··· RECORDS TO USE

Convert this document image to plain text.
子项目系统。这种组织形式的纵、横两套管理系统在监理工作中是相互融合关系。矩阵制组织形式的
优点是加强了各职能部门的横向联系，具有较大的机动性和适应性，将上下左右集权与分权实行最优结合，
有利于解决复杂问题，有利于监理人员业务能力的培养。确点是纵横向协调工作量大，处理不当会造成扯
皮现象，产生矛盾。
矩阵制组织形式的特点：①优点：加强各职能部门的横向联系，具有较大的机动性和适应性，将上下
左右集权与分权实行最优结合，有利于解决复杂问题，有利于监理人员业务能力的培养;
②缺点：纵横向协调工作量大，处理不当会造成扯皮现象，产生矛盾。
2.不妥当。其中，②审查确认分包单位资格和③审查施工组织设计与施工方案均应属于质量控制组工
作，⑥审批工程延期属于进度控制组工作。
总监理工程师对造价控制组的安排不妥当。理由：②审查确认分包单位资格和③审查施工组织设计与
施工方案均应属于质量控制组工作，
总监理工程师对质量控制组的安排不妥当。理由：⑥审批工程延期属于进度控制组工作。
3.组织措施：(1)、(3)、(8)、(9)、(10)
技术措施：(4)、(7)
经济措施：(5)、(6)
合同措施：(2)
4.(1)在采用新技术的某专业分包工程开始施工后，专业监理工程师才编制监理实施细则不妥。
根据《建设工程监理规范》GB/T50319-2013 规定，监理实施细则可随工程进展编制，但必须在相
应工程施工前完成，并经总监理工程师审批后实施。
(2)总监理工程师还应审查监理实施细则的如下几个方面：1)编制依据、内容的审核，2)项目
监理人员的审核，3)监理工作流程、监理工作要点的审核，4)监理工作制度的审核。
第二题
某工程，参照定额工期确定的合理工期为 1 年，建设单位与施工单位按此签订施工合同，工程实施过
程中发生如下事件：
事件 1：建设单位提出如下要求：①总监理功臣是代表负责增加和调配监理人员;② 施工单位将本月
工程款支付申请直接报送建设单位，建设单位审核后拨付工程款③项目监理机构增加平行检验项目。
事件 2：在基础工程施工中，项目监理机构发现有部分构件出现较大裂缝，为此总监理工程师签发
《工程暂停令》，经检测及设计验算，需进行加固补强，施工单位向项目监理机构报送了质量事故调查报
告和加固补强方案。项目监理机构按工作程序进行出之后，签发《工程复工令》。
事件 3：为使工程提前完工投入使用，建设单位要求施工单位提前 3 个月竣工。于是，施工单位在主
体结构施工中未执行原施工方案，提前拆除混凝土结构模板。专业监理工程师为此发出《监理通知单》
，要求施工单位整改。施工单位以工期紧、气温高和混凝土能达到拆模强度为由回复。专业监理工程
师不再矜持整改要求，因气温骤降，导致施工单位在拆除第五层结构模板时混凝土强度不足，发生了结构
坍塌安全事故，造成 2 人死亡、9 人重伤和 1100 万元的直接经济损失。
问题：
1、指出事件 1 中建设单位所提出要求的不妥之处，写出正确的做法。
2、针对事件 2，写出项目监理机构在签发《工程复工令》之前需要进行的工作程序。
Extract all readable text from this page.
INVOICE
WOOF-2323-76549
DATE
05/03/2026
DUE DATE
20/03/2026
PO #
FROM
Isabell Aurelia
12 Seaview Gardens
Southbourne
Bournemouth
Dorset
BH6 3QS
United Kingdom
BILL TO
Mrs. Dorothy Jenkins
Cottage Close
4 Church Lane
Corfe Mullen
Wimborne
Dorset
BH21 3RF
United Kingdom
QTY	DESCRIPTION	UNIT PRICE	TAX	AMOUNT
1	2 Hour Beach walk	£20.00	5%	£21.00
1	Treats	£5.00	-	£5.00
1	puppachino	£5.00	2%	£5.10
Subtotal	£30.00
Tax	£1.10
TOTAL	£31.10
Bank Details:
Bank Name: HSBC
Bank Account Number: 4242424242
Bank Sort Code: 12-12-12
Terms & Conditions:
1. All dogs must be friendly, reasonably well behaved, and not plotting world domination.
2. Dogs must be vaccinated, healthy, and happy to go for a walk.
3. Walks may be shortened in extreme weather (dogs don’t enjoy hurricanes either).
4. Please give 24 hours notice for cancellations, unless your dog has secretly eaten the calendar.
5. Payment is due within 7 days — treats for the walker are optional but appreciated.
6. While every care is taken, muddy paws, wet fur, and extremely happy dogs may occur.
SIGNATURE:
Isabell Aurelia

······

--- WRITTEN PROBLEM ---
Write down all the entries again without a single difference.

--- OUTPUT FOR THIS EXERCISE ---
Convert this document image to plain text.
子项目系统。这种组织形式的纵、横两套管理系统在监理工作中是相互融合关系。矩阵制组织形式的
优点是加强了各职能部门的横向联系，具有较大的机动性和适应性，将上下左右集权与分权实行最优结合，
有利于解决复杂问题，有利于监理人员业务能力的培养。确点是纵横向协调工作量大，处理不当会造成扯
皮现象，产生矛盾。
矩阵制组织形式的特点：①优点：加强各职能部门的横向联系，具有较大的机动性和适应性，将上下
左右集权与分权实行最优结合，有利于解决复杂问题，有利于监理人员业务能力的培养;
②缺点：纵横向协调工作量大，处理不当会造成扯皮现象，产生矛盾。
2.不妥当。其中，②审查确认分包单位资格和③审查施工组织设计与施工方案均应属于质量控制组工
作，⑥审批工程延期属于进度控制组工作。
总监理工程师对造价控制组的安排不妥当。理由：②审查确认分包单位资格和③审查施工组织设计与
施工方案均应属于质量控制组工作，
总监理工程师对质量控制组的安排不妥当。理由：⑥审批工程延期属于进度控制组工作。
3.组织措施：(1)、(3)、(8)、(9)、(10)
技术措施：(4)、(7)
经济措施：(5)、(6)
合同措施：(2)
4.(1)在采用新技术的某专业分包工程开始施工后，专业监理工程师才编制监理实施细则不妥。
根据《建设工程监理规范》GB/T50319-2013 规定，监理实施细则可随工程进展编制，但必须在相
应工程施工前完成，并经总监理工程师审批后实施。
(2)总监理工程师还应审查监理实施细则的如下几个方面：1)编制依据、内容的审核，2)项目
监理人员的审核，3)监理工作流程、监理工作要点的审核，4)监理工作制度的审核。
第二题
某工程，参照定额工期确定的合理工期为 1 年，建设单位与施工单位按此签订施工合同，工程实施过
程中发生如下事件：
事件 1：建设单位提出如下要求：①总监理功臣是代表负责增加和调配监理人员;② 施工单位将本月
工程款支付申请直接报送建设单位，建设单位审核后拨付工程款③项目监理机构增加平行检验项目。
事件 2：在基础工程施工中，项目监理机构发现有部分构件出现较大裂缝，为此总监理工程师签发
《工程暂停令》，经检测及设计验算，需进行加固补强，施工单位向项目监理机构报送了质量事故调查报
告和加固补强方案。项目监理机构按工作程序进行出之后，签发《工程复工令》。
事件 3：为使工程提前完工投入使用，建设单位要求施工单位提前 3 个月竣工。于是，施工单位在主
体结构施工中未执行原施工方案，提前拆除混凝土结构模板。专业监理工程师为此发出《监理通知单》
，要求施工单位整改。施工单位以工期紧、气温高和混凝土能达到拆模强度为由回复。专业监理工程
师不再矜持整改要求，因气温骤降，导致施工单位在拆除第五层结构模板时混凝土强度不足，发生了结构
坍塌安全事故，造成 2 人死亡、9 人重伤和 1100 万元的直接经济损失。
问题：
1、指出事件 1 中建设单位所提出要求的不妥之处，写出正确的做法。
2、针对事件 2，写出项目监理机构在签发《工程复工令》之前需要进行的工作程序。
Extract all readable text from this page.
INVOICE
WOOF-2323-76549
DATE
05/03/2026
DUE DATE
20/03/2026
PO #
FROM
Isabell Aurelia
12 Seaview Gardens
Southbourne
Bournemouth
Dorset
BH6 3QS
United Kingdom
BILL TO
Mrs. Dorothy Jenkins
Cottage Close
4 Church Lane
Corfe Mullen
Wimborne
Dorset
BH21 3RF
United Kingdom
QTY	DESCRIPTION	UNIT PRICE	TAX	AMOUNT
1	2 Hour Beach walk	£20.00	5%	£21.00
1	Treats	£5.00	-	£5.00
1	puppachino	£5.00	2%	£5.10
Subtotal	£30.00
Tax	£1.10
TOTAL	£31.10
Bank Details:
Bank Name: HSBC
Bank Account Number: 4242424242
Bank Sort Code: 12-12-12
Terms & Conditions:
1. All dogs must be friendly, reasonably well behaved, and not plotting world domination.
2. Dogs must be vaccinated, healthy, and happy to go for a walk.
3. Walks may be shortened in extreme weather (dogs don’t enjoy hurricanes either).
4. Please give 24 hours notice for cancellations, unless your dog has secretly eaten the calendar.
5. Payment is due within 7 days — treats for the walker are optional but appreciated.
6. While every care is taken, muddy paws, wet fur, and extremely happy dogs may occur.
SIGNATURE:
Isabell Aurelia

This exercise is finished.